Without omitting anything, retype the data that follows.
........
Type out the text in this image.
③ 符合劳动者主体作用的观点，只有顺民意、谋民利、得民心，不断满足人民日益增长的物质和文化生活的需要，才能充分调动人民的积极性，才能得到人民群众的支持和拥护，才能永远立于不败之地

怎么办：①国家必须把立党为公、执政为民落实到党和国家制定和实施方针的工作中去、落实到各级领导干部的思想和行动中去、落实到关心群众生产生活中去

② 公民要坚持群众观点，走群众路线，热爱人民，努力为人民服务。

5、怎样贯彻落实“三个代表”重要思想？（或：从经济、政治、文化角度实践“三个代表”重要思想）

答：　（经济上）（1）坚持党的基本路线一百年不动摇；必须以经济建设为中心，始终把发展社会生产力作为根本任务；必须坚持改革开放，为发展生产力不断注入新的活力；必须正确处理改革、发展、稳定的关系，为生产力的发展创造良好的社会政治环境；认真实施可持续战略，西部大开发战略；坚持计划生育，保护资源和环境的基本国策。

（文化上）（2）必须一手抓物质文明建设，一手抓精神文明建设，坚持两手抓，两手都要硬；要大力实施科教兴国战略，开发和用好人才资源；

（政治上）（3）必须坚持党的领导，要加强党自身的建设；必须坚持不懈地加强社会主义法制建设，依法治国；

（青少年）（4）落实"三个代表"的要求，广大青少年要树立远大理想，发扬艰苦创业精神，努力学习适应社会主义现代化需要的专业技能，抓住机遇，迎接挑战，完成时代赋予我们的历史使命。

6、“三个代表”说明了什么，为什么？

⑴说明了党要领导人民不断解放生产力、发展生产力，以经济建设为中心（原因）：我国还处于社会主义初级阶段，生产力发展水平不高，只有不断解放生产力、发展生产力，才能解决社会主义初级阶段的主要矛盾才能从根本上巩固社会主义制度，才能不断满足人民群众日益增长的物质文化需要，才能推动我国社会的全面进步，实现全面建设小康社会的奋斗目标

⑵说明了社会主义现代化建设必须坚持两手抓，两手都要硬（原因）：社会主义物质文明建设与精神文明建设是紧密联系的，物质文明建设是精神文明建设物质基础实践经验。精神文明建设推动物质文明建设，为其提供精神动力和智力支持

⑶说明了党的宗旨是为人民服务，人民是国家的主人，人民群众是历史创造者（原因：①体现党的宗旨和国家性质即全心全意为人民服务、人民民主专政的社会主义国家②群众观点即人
........
*RESPONSE TO THIS TASK*
Type out the text in this image.
③ 符合劳动者主体作用的观点，只有顺民意、谋民利、得民心，不断满足人民日益增长的物质和文化生活的需要，才能充分调动人民的积极性，才能得到人民群众的支持和拥护，才能永远立于不败之地

怎么办：①国家必须把立党为公、执政为民落实到党和国家制定和实施方针的工作中去、落实到各级领导干部的思想和行动中去、落实到关心群众生产生活中去

② 公民要坚持群众观点，走群众路线，热爱人民，努力为人民服务。

5、怎样贯彻落实“三个代表”重要思想？（或：从经济、政治、文化角度实践“三个代表”重要思想）

答：　（经济上）（1）坚持党的基本路线一百年不动摇；必须以经济建设为中心，始终把发展社会生产力作为根本任务；必须坚持改革开放，为发展生产力不断注入新的活力；必须正确处理改革、发展、稳定的关系，为生产力的发展创造良好的社会政治环境；认真实施可持续战略，西部大开发战略；坚持计划生育，保护资源和环境的基本国策。

（文化上）（2）必须一手抓物质文明建设，一手抓精神文明建设，坚持两手抓，两手都要硬；要大力实施科教兴国战略，开发和用好人才资源；

（政治上）（3）必须坚持党的领导，要加强党自身的建设；必须坚持不懈地加强社会主义法制建设，依法治国；

（青少年）（4）落实"三个代表"的要求，广大青少年要树立远大理想，发扬艰苦创业精神，努力学习适应社会主义现代化需要的专业技能，抓住机遇，迎接挑战，完成时代赋予我们的历史使命。

6、“三个代表”说明了什么，为什么？

⑴说明了党要领导人民不断解放生产力、发展生产力，以经济建设为中心（原因）：我国还处于社会主义初级阶段，生产力发展水平不高，只有不断解放生产力、发展生产力，才能解决社会主义初级阶段的主要矛盾才能从根本上巩固社会主义制度，才能不断满足人民群众日益增长的物质文化需要，才能推动我国社会的全面进步，实现全面建设小康社会的奋斗目标

⑵说明了社会主义现代化建设必须坚持两手抓，两手都要硬（原因）：社会主义物质文明建设与精神文明建设是紧密联系的，物质文明建设是精神文明建设物质基础实践经验。精神文明建设推动物质文明建设，为其提供精神动力和智力支持

⑶说明了党的宗旨是为人民服务，人民是国家的主人，人民群众是历史创造者（原因：①体现党的宗旨和国家性质即全心全意为人民服务、人民民主专政的社会主义国家②群众观点即人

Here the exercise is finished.